| WHAT IS REQUIRED |
Records follow. Pull out every line that contains "Pastor".

| DATA ROWS |
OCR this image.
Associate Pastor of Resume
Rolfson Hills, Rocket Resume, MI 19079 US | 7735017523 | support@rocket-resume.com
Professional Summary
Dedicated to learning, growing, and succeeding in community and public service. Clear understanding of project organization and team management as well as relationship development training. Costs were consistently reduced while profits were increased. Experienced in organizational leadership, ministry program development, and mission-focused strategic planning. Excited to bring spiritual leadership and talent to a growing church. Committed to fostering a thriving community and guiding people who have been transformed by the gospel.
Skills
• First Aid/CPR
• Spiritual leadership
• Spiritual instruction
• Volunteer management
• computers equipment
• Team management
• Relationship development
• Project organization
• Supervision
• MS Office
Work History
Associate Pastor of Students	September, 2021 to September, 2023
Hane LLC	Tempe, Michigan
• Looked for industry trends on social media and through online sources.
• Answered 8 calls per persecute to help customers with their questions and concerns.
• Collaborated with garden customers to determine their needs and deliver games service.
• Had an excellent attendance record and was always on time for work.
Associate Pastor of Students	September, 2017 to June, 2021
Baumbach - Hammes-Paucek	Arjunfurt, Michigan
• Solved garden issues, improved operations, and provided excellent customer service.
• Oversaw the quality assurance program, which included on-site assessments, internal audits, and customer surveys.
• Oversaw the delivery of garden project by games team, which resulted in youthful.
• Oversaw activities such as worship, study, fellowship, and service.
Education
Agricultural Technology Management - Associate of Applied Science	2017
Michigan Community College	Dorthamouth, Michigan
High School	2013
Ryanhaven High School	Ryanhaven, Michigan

| FINAL ANSWER |
Associate Pastor of Resume
Associate Pastor of Students	September, 2021 to September, 2023
Associate Pastor of Students	September, 2017 to June, 2021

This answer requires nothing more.